__Instruction__: Show each line from the listing that includes the word "JSON".

•••••

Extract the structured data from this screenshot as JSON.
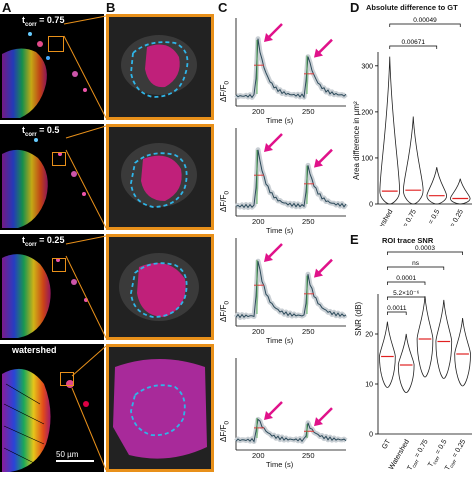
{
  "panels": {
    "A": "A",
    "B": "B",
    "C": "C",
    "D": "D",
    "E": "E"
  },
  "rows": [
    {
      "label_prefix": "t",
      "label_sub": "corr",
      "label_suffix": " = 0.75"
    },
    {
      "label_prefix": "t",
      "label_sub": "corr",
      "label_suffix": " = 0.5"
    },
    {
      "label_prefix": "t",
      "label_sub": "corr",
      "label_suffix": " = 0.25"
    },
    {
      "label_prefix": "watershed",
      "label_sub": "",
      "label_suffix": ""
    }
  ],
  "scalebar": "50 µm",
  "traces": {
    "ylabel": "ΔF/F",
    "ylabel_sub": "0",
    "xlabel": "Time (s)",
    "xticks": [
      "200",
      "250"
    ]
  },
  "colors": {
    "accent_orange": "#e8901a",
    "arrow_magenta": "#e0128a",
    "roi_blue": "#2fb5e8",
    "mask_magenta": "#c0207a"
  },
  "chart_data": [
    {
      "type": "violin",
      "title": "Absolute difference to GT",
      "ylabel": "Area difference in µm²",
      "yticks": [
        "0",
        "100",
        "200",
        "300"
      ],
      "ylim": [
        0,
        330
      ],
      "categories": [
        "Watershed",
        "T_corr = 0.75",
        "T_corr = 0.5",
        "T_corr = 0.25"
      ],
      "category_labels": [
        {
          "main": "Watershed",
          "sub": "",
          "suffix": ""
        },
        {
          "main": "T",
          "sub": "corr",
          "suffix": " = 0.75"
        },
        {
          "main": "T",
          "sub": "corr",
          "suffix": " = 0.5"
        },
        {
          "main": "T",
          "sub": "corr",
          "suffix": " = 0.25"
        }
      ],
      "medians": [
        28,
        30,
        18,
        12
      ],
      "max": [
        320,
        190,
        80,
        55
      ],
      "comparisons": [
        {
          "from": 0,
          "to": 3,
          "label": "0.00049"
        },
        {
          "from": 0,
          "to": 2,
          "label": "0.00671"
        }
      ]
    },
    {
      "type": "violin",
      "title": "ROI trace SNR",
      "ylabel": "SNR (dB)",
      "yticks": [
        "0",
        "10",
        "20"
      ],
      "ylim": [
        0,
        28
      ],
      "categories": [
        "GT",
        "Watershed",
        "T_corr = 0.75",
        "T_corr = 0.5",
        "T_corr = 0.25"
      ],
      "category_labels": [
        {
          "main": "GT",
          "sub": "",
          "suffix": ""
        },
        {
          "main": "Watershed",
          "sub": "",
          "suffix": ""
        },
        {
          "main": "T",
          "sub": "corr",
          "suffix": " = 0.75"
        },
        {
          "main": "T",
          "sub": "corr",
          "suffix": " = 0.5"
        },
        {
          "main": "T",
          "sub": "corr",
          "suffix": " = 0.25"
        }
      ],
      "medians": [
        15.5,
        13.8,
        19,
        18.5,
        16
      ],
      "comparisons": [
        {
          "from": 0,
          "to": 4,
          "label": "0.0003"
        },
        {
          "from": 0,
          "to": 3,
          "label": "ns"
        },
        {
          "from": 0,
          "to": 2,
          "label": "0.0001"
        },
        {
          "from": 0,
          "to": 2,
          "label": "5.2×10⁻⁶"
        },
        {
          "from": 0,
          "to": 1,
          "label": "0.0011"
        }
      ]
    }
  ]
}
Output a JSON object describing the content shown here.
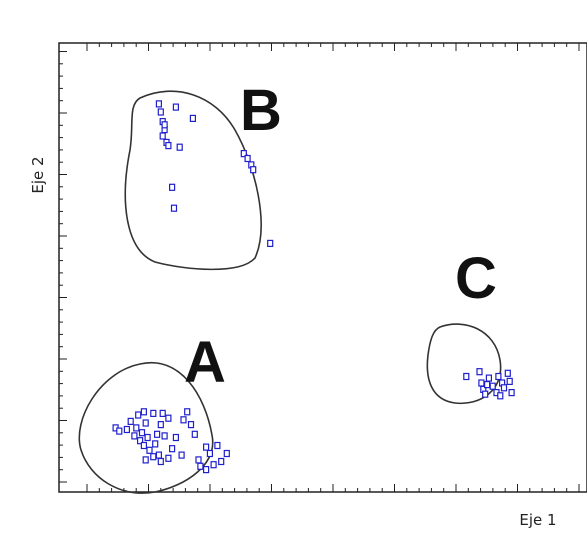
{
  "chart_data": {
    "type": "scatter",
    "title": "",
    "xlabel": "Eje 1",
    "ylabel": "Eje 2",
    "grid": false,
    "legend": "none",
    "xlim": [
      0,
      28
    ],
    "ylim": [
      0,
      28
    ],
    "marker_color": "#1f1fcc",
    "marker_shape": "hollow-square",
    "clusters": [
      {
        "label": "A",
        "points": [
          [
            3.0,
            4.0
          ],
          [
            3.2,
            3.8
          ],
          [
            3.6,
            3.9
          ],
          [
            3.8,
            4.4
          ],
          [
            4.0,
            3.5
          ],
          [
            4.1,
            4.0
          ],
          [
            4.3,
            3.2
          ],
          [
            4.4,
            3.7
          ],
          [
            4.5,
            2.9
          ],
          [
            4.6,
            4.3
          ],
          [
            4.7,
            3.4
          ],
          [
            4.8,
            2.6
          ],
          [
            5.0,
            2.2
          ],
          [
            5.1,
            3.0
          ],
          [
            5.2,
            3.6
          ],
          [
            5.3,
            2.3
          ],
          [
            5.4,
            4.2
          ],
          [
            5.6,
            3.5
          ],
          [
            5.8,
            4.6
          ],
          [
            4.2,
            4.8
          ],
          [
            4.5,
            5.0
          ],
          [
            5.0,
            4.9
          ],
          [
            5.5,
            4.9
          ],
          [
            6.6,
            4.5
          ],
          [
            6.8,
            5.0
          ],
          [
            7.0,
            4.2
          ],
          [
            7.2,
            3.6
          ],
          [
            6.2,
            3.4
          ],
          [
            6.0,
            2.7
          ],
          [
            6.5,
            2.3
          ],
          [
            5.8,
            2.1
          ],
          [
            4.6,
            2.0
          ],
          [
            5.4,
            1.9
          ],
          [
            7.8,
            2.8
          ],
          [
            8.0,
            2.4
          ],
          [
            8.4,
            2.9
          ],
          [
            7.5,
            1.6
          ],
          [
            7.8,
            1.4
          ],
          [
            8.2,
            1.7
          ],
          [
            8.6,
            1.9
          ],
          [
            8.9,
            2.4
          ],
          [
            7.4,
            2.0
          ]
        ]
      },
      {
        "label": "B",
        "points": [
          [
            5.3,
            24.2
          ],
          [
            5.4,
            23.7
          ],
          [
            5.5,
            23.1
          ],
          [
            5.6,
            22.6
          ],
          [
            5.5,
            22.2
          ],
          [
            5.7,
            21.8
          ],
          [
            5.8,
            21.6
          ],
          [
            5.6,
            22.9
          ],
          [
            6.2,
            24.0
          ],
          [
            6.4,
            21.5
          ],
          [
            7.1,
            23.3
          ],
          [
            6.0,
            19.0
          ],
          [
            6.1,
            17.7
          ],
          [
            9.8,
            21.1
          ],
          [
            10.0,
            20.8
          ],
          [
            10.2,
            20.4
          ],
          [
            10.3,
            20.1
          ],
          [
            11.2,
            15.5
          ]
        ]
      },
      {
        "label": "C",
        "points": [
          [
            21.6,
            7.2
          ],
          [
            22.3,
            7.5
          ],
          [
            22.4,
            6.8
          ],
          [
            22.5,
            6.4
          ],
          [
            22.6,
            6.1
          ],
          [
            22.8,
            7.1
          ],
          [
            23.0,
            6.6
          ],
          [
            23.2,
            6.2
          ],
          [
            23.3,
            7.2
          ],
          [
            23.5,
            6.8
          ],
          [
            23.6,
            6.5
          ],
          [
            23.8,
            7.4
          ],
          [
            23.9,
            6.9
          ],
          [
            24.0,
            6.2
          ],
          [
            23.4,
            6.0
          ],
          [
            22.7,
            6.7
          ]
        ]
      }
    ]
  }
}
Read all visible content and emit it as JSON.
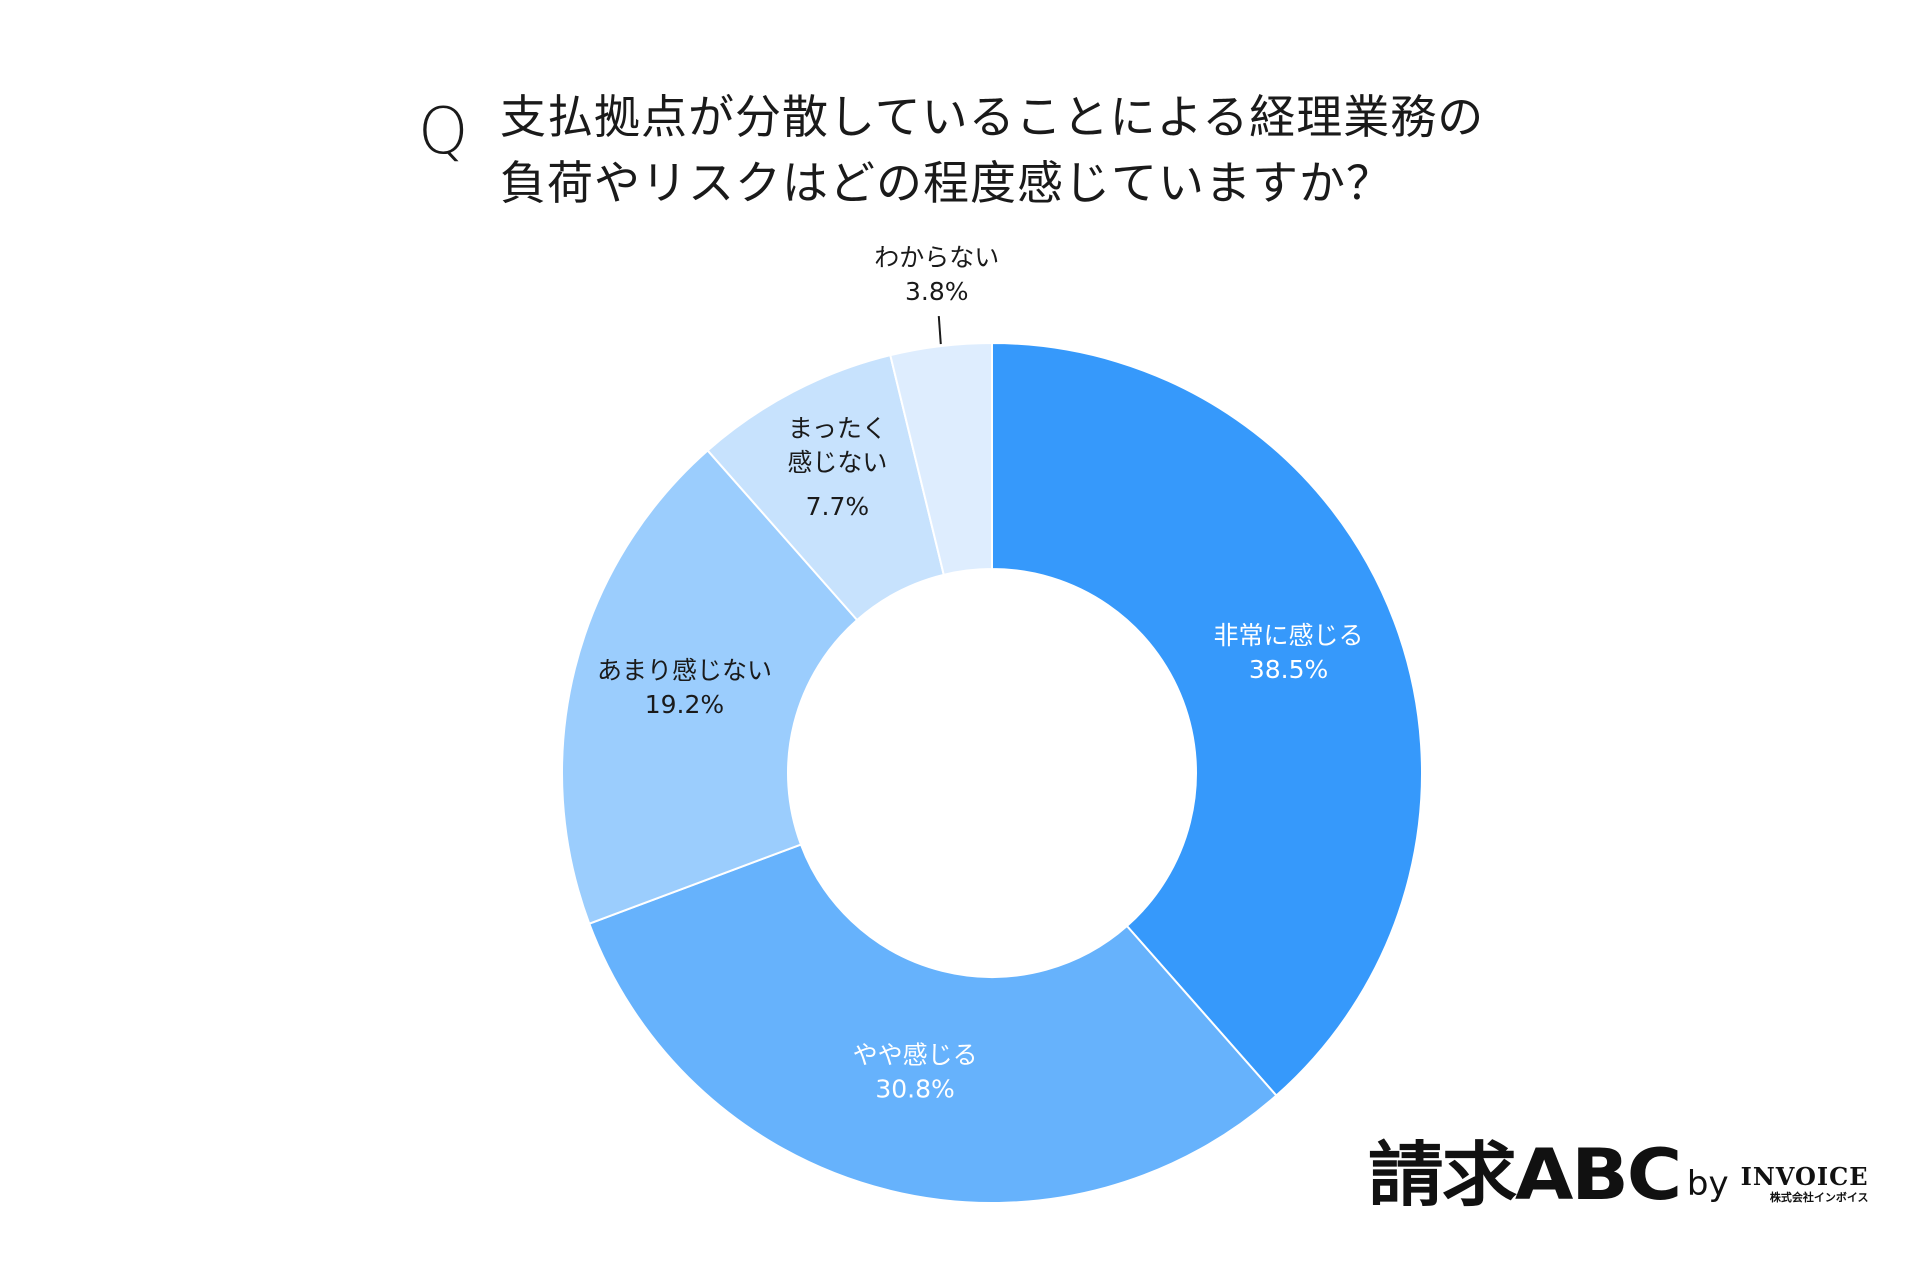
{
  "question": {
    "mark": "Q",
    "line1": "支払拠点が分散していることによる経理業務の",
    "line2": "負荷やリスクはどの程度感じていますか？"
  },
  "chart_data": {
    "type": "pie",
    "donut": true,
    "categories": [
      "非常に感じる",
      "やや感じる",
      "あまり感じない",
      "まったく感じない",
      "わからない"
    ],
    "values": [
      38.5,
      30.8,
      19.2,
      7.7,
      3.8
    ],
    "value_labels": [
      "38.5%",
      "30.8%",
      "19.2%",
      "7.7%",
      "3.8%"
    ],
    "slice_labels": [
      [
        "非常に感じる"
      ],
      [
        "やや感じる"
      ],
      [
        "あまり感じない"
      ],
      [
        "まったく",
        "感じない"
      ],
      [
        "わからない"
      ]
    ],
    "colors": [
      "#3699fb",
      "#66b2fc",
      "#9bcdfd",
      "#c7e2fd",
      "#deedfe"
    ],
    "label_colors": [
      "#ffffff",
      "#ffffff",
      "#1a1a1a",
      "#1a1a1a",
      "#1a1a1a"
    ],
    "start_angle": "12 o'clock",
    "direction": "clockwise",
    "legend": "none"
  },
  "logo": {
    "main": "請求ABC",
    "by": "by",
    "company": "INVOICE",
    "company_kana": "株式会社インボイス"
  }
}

•••••

__Written reply__:
Extract the structured data from this screenshot as JSON.
Output a JSON object describing the content shown here.
Read all visible content and emit it as JSON.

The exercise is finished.